> **Kaynak metin**:
7201 sayılı “Tebligat Kanunu”na eklenen 7/a maddenin 4. fıkrasında ise elektronik yolla tebligatın, muhatabın elektronik adresine ulaştığı tarihi izleyen 5. günün sonunda yapılmış sayılacağı hükmüne yer verilmiştir.

7/a maddesinin 3. fıkra hükmü uyarınca, elektronik yolla tebligatın zorunlu bir sebeple yapılamaması hâlinde tebligatlar 7201 sayılı Tebligat Kanunu’nda belirtilen diğer usullerle yapılacaktır.

3. Bilinen adrese tebligat

7201 sayılı Tebligat Kanunu’nun “Bilinen adrese tebligat” başlıklı 10. maddesinde, tebligatın tebliğ yapılacak şahsa bilinen en son adresinde yapılacağı, bunun yanında kendisine tebliğ yapılacak şahsın müracaatı veya kabulü şartıyla her yerde tebligat yapılabileceği hükmü yer almaktadır.

6099 Sayılı Kanun’un 3. maddesi ile yukarıda belirtilen 10. maddeye, bilinen en son adresin tebligata elverişli olmadığının anlaşılması veya tebligat yapılamaması halinde, muhatabın adres kayıt sisteminde bulunan yerleşim yeri adresinin, bilinen en son adresi olarak kabul edileceği ve tebligatın buraya yapılacağı hükmü eklenmiştir.

Kanun’un gerekçesinde 5490 sayılı Nüfus Hizmetleri Kanunu ile merkezi ve kapsamlı bir adres kayıt sisteminin oluşturulduğu belirtilmektedir. Bu sistemden şu anda tüm kuruluşlar kişisel veriler korunmak suretiyle yararlanabilmektedir. Bu sistemin farklı bileşenlerle kontrol edildiği ve güncellendiği ve bu sayede gerek Türkiye’de bulunan Türk vatandaşları ve yabancılar, gerekse yurtdışında yaşayan Türk vatandaşlarının yerleşim yerlerinin kayıt altına alınmış olduğu gerekçede ifade edilmiştir. Yapılan bu düzenleme ile önce yine bilinen en son adrese tebligat yapılacaktır. Ancak tebligatın yapılmasını isteyenin veya tebligatı çıkartan makamın bildirdiği adresin tebligata elverişli olmadığının anlaşılması yada bu adrese tebligat yapılamaması halinde, muhatabın 5490 sayılı Nüfus Hizmetleri Kanunu’na göre adres kayıt sistemindeki adresi, bilinen son adresi kabul edilerek tebligat buraya yapılacaktır. Buna göre adres kayıt sistemindeki adres kişinin resmi tebligat adresi olarak kabul edilmiş olmaktadır.

> **Kayıtlı veriler**:
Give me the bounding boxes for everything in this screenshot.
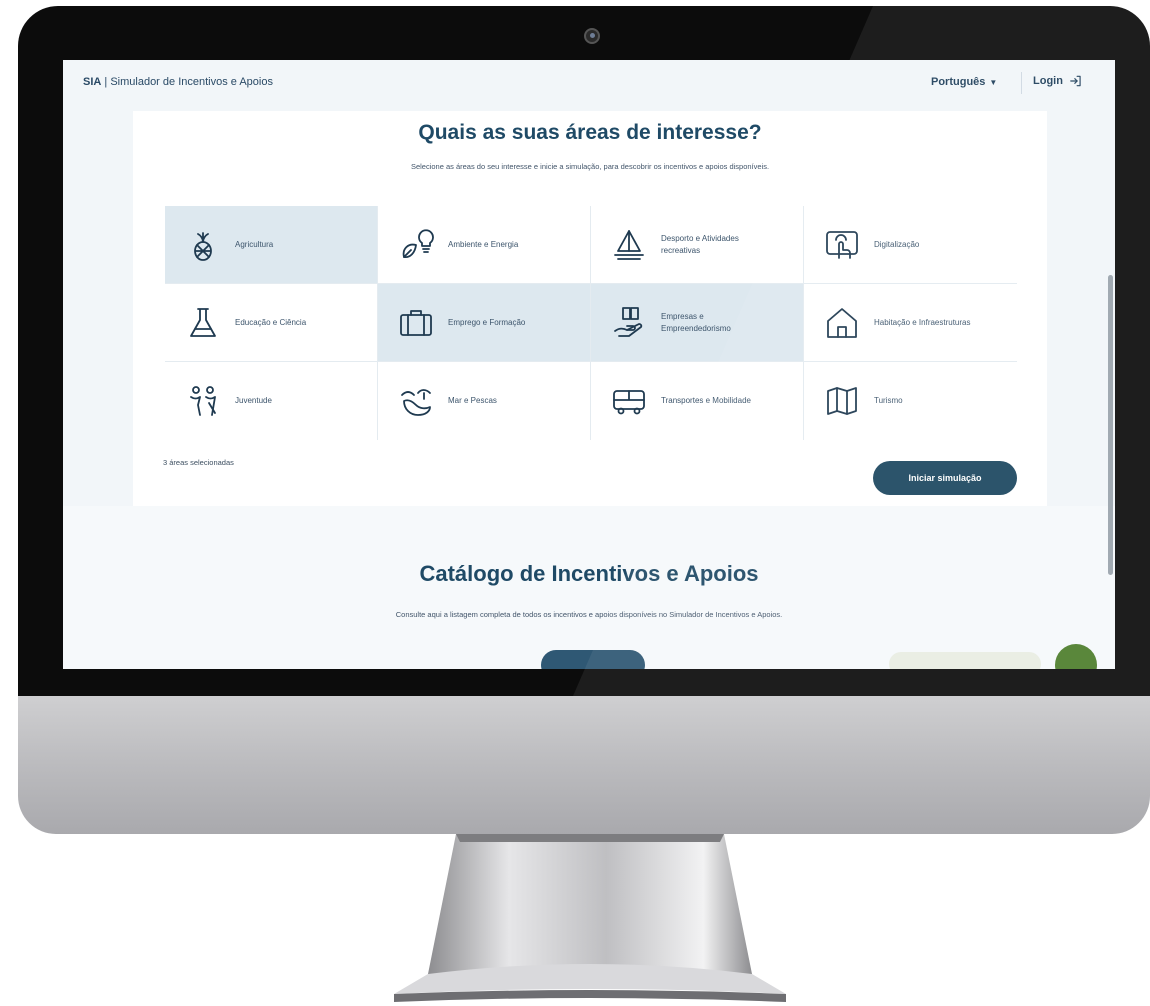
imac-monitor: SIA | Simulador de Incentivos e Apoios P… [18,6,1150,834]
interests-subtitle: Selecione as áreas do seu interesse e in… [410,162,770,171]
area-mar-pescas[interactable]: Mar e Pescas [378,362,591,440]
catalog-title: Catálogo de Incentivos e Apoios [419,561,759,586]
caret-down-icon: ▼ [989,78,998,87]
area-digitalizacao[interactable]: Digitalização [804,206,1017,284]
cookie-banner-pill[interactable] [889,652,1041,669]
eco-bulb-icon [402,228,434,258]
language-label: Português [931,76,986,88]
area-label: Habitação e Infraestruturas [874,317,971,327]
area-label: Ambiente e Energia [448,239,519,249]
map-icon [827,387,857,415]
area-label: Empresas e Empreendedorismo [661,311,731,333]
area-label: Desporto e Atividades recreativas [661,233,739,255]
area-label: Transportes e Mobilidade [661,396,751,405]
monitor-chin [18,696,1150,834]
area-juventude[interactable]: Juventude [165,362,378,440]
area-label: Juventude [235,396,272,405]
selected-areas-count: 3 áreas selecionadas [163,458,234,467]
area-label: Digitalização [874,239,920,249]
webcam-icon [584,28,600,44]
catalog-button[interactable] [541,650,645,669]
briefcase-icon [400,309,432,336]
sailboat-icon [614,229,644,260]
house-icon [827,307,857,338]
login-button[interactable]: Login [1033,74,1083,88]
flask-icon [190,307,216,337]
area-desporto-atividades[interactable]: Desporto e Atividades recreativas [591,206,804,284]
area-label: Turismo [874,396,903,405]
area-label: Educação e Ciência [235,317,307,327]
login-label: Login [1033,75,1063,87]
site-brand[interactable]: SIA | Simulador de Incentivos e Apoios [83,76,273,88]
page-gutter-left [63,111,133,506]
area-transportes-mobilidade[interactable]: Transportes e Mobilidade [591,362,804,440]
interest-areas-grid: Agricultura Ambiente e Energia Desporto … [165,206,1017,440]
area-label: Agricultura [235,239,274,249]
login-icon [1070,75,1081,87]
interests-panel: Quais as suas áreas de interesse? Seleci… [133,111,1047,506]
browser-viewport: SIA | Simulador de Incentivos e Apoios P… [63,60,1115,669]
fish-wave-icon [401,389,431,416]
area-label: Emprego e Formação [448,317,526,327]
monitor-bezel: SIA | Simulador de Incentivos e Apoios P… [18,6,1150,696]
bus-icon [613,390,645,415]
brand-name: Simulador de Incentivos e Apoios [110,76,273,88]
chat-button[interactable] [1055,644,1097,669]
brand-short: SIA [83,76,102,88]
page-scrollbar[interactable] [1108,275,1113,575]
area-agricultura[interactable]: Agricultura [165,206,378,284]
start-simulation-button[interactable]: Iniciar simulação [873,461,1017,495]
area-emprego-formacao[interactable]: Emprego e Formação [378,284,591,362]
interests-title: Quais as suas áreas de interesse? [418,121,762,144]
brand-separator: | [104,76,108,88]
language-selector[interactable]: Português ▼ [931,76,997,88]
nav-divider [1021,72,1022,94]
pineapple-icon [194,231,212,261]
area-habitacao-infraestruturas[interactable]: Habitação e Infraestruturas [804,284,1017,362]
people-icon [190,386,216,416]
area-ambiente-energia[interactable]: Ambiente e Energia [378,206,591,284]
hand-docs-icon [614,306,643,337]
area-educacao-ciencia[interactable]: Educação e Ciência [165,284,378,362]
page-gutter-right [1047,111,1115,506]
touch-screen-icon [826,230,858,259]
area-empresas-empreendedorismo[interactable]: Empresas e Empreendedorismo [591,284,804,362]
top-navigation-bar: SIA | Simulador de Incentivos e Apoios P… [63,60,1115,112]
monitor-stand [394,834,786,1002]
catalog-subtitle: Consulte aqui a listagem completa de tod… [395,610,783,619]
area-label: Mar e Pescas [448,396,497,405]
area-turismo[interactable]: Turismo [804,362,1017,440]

* * *

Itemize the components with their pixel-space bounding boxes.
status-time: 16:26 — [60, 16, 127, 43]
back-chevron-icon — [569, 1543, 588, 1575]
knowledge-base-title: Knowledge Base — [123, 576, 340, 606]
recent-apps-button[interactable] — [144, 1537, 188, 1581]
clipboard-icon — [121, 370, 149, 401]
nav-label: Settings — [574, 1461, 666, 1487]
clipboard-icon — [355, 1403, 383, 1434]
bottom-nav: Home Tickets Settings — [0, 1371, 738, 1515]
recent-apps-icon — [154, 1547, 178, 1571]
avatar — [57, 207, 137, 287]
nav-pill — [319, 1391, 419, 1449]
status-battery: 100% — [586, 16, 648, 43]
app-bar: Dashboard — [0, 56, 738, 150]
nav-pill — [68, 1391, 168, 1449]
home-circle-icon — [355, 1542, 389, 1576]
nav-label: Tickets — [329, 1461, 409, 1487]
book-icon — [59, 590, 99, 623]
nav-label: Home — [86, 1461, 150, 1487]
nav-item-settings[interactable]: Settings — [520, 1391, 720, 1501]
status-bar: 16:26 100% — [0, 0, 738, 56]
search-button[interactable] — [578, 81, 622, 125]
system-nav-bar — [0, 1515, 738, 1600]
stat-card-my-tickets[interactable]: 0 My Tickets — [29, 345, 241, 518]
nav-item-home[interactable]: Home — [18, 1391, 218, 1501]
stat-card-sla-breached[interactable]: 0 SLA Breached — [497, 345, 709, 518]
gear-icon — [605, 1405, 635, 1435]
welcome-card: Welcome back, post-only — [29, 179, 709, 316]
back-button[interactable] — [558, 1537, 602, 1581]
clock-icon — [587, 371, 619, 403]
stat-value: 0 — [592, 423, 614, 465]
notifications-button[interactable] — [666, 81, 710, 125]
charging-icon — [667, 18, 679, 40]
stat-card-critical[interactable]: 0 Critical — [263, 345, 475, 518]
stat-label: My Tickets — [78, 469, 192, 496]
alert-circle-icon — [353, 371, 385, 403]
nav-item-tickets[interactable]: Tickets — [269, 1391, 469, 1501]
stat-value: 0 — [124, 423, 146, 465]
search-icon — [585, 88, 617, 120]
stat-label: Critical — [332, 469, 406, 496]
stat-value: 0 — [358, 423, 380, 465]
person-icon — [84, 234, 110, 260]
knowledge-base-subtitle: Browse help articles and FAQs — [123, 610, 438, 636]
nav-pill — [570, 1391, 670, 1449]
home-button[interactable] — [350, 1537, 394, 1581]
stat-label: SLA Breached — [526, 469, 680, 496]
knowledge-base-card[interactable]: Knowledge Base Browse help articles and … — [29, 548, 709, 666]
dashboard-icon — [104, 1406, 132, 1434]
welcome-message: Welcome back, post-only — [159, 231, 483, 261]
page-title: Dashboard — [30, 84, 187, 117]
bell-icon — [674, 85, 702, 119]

---

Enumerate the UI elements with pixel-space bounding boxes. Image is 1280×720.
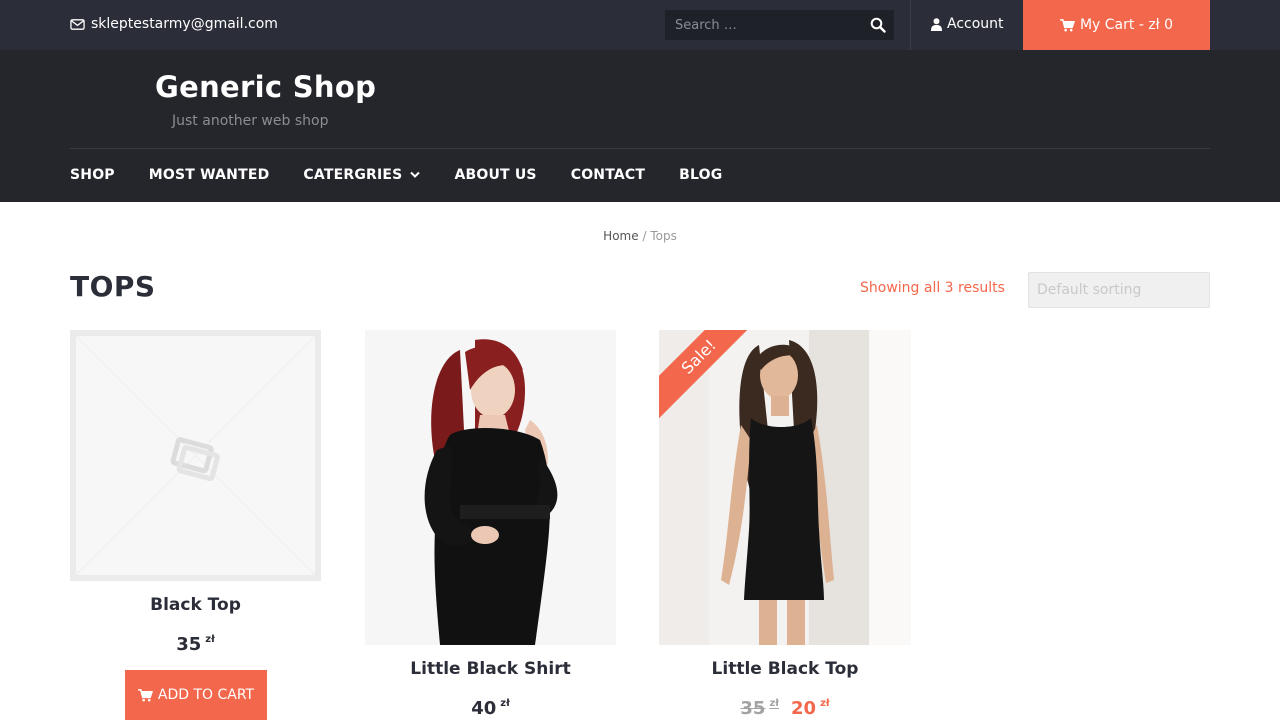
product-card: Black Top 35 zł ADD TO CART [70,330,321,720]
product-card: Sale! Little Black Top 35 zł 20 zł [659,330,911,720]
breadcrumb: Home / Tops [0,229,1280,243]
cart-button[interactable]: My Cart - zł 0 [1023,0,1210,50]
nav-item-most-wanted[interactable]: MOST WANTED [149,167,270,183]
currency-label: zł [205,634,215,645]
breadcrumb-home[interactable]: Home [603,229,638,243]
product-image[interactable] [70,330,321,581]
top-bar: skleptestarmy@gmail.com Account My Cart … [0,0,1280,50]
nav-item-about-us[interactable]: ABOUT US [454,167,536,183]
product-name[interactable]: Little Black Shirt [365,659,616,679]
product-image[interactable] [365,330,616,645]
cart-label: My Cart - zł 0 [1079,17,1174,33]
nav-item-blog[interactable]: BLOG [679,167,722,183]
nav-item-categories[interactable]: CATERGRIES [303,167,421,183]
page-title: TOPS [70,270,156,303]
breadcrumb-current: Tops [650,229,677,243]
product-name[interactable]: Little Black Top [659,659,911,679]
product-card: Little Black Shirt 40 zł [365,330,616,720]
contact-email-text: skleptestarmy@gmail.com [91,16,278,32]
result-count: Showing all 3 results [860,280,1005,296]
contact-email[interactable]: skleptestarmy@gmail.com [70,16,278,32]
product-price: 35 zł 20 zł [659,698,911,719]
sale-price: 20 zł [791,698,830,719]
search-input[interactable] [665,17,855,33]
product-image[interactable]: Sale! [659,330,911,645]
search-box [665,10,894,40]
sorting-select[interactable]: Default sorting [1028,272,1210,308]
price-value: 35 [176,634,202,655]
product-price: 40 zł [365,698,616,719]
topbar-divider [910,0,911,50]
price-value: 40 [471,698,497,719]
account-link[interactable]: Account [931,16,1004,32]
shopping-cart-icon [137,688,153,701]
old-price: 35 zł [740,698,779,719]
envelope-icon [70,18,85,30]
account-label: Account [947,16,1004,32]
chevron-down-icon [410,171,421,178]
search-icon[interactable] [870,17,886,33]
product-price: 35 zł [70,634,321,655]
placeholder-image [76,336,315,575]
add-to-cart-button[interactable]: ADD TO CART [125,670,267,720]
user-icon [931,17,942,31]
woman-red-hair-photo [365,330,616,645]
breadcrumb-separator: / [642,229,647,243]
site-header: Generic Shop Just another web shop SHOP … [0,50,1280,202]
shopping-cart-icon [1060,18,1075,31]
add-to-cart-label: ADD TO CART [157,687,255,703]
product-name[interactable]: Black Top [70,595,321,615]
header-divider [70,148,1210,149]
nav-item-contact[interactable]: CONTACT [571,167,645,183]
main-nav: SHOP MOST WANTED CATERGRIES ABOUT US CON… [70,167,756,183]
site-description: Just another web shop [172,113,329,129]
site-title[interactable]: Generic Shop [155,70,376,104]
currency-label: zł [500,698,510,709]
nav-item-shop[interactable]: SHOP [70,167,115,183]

> **Yazılı talimat**:
Tebligatla ilgili metinde "3. Bilinen adrese" geçen sözcüklerle açılıp "yapılacağı hükmü eklenmiştir." ile kapanan bölümü hiç değiştirmeden yineleyin.

> **Sonuç**:
3. Bilinen adrese tebligat

7201 sayılı Tebligat Kanunu’nun “Bilinen adrese tebligat” başlıklı 10. maddesinde, tebligatın tebliğ yapılacak şahsa bilinen en son adresinde yapılacağı, bunun yanında kendisine tebliğ yapılacak şahsın müracaatı veya kabulü şartıyla her yerde tebligat yapılabileceği hükmü yer almaktadır.

6099 Sayılı Kanun’un 3. maddesi ile yukarıda belirtilen 10. maddeye, bilinen en son adresin tebligata elverişli olmadığının anlaşılması veya tebligat yapılamaması halinde, muhatabın adres kayıt sisteminde bulunan yerleşim yeri adresinin, bilinen en son adresi olarak kabul edileceği ve tebligatın buraya yapılacağı hükmü eklenmiştir.